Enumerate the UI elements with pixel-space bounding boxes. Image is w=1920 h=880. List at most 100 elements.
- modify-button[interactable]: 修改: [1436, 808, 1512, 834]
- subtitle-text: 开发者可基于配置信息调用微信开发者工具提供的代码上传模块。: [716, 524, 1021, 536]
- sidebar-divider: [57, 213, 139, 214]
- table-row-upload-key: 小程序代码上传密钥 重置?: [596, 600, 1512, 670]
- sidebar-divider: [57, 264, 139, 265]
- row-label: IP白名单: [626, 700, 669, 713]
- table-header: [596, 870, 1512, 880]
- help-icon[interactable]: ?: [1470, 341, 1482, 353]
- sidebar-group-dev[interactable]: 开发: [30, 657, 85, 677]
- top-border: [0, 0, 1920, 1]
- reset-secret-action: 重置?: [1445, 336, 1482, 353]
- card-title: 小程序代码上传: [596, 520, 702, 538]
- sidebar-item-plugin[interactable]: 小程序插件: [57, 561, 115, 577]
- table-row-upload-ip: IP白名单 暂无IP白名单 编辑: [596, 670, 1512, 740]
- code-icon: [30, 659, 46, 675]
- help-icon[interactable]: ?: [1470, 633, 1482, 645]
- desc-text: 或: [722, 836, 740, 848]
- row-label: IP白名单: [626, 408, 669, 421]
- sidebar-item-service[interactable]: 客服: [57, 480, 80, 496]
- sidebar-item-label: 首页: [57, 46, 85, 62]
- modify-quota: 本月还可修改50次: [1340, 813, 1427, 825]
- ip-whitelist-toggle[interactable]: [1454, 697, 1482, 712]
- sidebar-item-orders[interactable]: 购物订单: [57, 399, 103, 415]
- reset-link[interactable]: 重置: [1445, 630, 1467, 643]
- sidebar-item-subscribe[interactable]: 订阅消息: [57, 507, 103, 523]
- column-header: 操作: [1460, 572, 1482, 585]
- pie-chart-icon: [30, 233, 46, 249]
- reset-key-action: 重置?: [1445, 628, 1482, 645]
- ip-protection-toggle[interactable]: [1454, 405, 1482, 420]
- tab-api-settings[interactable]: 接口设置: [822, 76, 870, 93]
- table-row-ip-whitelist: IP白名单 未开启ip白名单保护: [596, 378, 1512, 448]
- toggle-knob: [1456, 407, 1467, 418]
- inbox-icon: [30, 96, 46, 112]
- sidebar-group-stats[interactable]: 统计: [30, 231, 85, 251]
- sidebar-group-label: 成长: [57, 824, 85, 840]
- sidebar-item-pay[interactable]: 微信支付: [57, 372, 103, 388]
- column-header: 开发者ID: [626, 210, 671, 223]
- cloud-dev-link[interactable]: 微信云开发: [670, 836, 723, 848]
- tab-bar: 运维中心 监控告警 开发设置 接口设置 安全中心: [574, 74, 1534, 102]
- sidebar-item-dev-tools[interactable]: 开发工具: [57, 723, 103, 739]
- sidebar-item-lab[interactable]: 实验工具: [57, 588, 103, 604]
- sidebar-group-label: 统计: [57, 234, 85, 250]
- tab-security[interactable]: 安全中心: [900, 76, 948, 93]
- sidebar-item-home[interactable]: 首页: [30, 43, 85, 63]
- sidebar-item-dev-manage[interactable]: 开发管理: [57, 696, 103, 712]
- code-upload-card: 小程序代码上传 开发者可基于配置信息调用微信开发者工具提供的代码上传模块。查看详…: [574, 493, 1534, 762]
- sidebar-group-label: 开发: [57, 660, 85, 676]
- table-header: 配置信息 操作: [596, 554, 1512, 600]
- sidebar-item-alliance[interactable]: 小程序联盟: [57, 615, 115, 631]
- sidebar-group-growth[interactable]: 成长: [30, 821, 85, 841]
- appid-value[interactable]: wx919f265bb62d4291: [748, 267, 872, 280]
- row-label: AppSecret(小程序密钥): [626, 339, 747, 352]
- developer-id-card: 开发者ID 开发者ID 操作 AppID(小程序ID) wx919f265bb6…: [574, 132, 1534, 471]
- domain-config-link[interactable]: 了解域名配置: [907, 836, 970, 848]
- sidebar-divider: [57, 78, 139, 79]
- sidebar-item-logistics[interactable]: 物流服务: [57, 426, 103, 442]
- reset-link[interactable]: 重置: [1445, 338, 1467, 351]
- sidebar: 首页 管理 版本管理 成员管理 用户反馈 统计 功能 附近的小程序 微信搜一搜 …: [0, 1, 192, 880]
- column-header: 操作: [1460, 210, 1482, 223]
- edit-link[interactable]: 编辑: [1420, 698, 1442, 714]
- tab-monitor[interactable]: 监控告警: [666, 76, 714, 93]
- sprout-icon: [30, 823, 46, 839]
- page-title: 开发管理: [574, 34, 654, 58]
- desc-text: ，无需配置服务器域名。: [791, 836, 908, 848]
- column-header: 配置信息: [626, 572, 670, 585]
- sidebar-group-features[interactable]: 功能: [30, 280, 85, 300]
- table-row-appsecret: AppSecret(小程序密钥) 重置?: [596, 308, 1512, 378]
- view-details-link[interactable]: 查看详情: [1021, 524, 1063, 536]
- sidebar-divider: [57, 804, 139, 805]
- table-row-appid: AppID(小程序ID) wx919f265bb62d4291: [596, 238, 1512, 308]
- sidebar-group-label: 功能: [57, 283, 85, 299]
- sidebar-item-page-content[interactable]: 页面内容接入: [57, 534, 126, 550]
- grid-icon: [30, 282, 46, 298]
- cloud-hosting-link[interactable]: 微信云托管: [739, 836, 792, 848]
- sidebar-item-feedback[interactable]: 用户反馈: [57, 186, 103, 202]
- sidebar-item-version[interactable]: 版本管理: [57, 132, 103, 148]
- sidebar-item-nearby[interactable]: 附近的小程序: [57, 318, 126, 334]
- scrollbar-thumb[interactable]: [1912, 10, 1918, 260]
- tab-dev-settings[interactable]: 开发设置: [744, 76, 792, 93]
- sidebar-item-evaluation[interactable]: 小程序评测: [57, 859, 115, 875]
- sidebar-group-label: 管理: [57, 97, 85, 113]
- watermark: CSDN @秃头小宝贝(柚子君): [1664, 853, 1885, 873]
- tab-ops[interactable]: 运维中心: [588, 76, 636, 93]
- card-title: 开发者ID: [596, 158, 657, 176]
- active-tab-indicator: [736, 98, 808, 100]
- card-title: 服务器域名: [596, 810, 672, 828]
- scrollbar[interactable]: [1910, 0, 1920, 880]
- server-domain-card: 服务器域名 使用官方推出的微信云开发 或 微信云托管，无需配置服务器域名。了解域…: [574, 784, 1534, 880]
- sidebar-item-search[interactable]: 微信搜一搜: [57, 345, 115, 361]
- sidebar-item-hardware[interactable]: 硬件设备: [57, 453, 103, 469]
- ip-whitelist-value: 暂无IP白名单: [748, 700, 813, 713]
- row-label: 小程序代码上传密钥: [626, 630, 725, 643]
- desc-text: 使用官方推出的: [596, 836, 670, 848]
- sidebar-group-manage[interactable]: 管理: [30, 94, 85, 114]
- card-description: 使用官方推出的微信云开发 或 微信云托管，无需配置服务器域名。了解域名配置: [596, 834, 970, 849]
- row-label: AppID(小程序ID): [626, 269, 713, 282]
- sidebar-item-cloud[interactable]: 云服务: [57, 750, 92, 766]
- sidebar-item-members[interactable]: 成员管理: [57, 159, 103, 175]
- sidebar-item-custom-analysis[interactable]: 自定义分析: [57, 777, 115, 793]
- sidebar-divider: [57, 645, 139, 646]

☆ ☆ ☆ ☆ ☆

Copy every record above line for line, changing nothing.

Enumerate the UI elements with pixel-space bounding boxes. Image is w=1920 h=880. List at most 100 elements.
- modify-button[interactable]: 修改: [1436, 808, 1512, 834]
- subtitle-text: 开发者可基于配置信息调用微信开发者工具提供的代码上传模块。: [716, 524, 1021, 536]
- sidebar-divider: [57, 213, 139, 214]
- table-row-upload-key: 小程序代码上传密钥 重置?: [596, 600, 1512, 670]
- sidebar-divider: [57, 264, 139, 265]
- row-label: IP白名单: [626, 700, 669, 713]
- table-header: [596, 870, 1512, 880]
- help-icon[interactable]: ?: [1470, 341, 1482, 353]
- sidebar-group-dev[interactable]: 开发: [30, 657, 85, 677]
- top-border: [0, 0, 1920, 1]
- reset-secret-action: 重置?: [1445, 336, 1482, 353]
- card-title: 小程序代码上传: [596, 520, 702, 538]
- sidebar-item-plugin[interactable]: 小程序插件: [57, 561, 115, 577]
- table-row-upload-ip: IP白名单 暂无IP白名单 编辑: [596, 670, 1512, 740]
- code-icon: [30, 659, 46, 675]
- help-icon[interactable]: ?: [1470, 633, 1482, 645]
- desc-text: 或: [722, 836, 740, 848]
- row-label: IP白名单: [626, 408, 669, 421]
- sidebar-item-service[interactable]: 客服: [57, 480, 80, 496]
- sidebar-item-label: 首页: [57, 46, 85, 62]
- modify-quota: 本月还可修改50次: [1340, 813, 1427, 825]
- ip-whitelist-toggle[interactable]: [1454, 697, 1482, 712]
- sidebar-item-orders[interactable]: 购物订单: [57, 399, 103, 415]
- reset-link[interactable]: 重置: [1445, 630, 1467, 643]
- sidebar-item-subscribe[interactable]: 订阅消息: [57, 507, 103, 523]
- column-header: 操作: [1460, 572, 1482, 585]
- pie-chart-icon: [30, 233, 46, 249]
- reset-key-action: 重置?: [1445, 628, 1482, 645]
- ip-protection-toggle[interactable]: [1454, 405, 1482, 420]
- tab-api-settings[interactable]: 接口设置: [822, 76, 870, 93]
- table-row-ip-whitelist: IP白名单 未开启ip白名单保护: [596, 378, 1512, 448]
- toggle-knob: [1456, 407, 1467, 418]
- inbox-icon: [30, 96, 46, 112]
- sidebar-group-stats[interactable]: 统计: [30, 231, 85, 251]
- sidebar-group-label: 成长: [57, 824, 85, 840]
- sidebar-item-pay[interactable]: 微信支付: [57, 372, 103, 388]
- column-header: 开发者ID: [626, 210, 671, 223]
- cloud-dev-link[interactable]: 微信云开发: [670, 836, 723, 848]
- tab-bar: 运维中心 监控告警 开发设置 接口设置 安全中心: [574, 74, 1534, 102]
- sidebar-item-dev-tools[interactable]: 开发工具: [57, 723, 103, 739]
- sidebar-item-lab[interactable]: 实验工具: [57, 588, 103, 604]
- sidebar-group-label: 统计: [57, 234, 85, 250]
- tab-security[interactable]: 安全中心: [900, 76, 948, 93]
- sidebar-item-home[interactable]: 首页: [30, 43, 85, 63]
- sidebar-item-dev-manage[interactable]: 开发管理: [57, 696, 103, 712]
- code-upload-card: 小程序代码上传 开发者可基于配置信息调用微信开发者工具提供的代码上传模块。查看详…: [574, 493, 1534, 762]
- sidebar-group-label: 开发: [57, 660, 85, 676]
- table-header: 配置信息 操作: [596, 554, 1512, 600]
- sidebar-item-alliance[interactable]: 小程序联盟: [57, 615, 115, 631]
- sidebar-group-growth[interactable]: 成长: [30, 821, 85, 841]
- appid-value[interactable]: wx919f265bb62d4291: [748, 267, 872, 280]
- row-label: AppSecret(小程序密钥): [626, 339, 747, 352]
- developer-id-card: 开发者ID 开发者ID 操作 AppID(小程序ID) wx919f265bb6…: [574, 132, 1534, 471]
- domain-config-link[interactable]: 了解域名配置: [907, 836, 970, 848]
- sidebar-divider: [57, 78, 139, 79]
- sidebar-item-logistics[interactable]: 物流服务: [57, 426, 103, 442]
- reset-link[interactable]: 重置: [1445, 338, 1467, 351]
- sidebar: 首页 管理 版本管理 成员管理 用户反馈 统计 功能 附近的小程序 微信搜一搜 …: [0, 1, 192, 880]
- column-header: 操作: [1460, 210, 1482, 223]
- edit-link[interactable]: 编辑: [1420, 698, 1442, 714]
- tab-monitor[interactable]: 监控告警: [666, 76, 714, 93]
- sprout-icon: [30, 823, 46, 839]
- page-title: 开发管理: [574, 34, 654, 58]
- desc-text: ，无需配置服务器域名。: [791, 836, 908, 848]
- column-header: 配置信息: [626, 572, 670, 585]
- sidebar-group-features[interactable]: 功能: [30, 280, 85, 300]
- table-row-appsecret: AppSecret(小程序密钥) 重置?: [596, 308, 1512, 378]
- view-details-link[interactable]: 查看详情: [1021, 524, 1063, 536]
- sidebar-divider: [57, 804, 139, 805]
- table-row-appid: AppID(小程序ID) wx919f265bb62d4291: [596, 238, 1512, 308]
- sidebar-group-label: 功能: [57, 283, 85, 299]
- sidebar-item-page-content[interactable]: 页面内容接入: [57, 534, 126, 550]
- grid-icon: [30, 282, 46, 298]
- cloud-hosting-link[interactable]: 微信云托管: [739, 836, 792, 848]
- sidebar-item-feedback[interactable]: 用户反馈: [57, 186, 103, 202]
- sidebar-item-version[interactable]: 版本管理: [57, 132, 103, 148]
- sidebar-item-nearby[interactable]: 附近的小程序: [57, 318, 126, 334]
- scrollbar-thumb[interactable]: [1912, 10, 1918, 260]
- tab-dev-settings[interactable]: 开发设置: [744, 76, 792, 93]
- sidebar-item-evaluation[interactable]: 小程序评测: [57, 859, 115, 875]
- sidebar-group-label: 管理: [57, 97, 85, 113]
- watermark: CSDN @秃头小宝贝(柚子君): [1664, 853, 1885, 873]
- tab-ops[interactable]: 运维中心: [588, 76, 636, 93]
- card-title: 开发者ID: [596, 158, 657, 176]
- active-tab-indicator: [736, 98, 808, 100]
- card-title: 服务器域名: [596, 810, 672, 828]
- scrollbar[interactable]: [1910, 0, 1920, 880]
- server-domain-card: 服务器域名 使用官方推出的微信云开发 或 微信云托管，无需配置服务器域名。了解域…: [574, 784, 1534, 880]
- sidebar-item-search[interactable]: 微信搜一搜: [57, 345, 115, 361]
- sidebar-item-hardware[interactable]: 硬件设备: [57, 453, 103, 469]
- ip-whitelist-value: 暂无IP白名单: [748, 700, 813, 713]
- row-label: 小程序代码上传密钥: [626, 630, 725, 643]
- desc-text: 使用官方推出的: [596, 836, 670, 848]
- sidebar-group-manage[interactable]: 管理: [30, 94, 85, 114]
- card-description: 使用官方推出的微信云开发 或 微信云托管，无需配置服务器域名。了解域名配置: [596, 834, 970, 849]
- row-label: AppID(小程序ID): [626, 269, 713, 282]
- sidebar-item-cloud[interactable]: 云服务: [57, 750, 92, 766]
- sidebar-item-members[interactable]: 成员管理: [57, 159, 103, 175]
- sidebar-item-custom-analysis[interactable]: 自定义分析: [57, 777, 115, 793]
- sidebar-divider: [57, 645, 139, 646]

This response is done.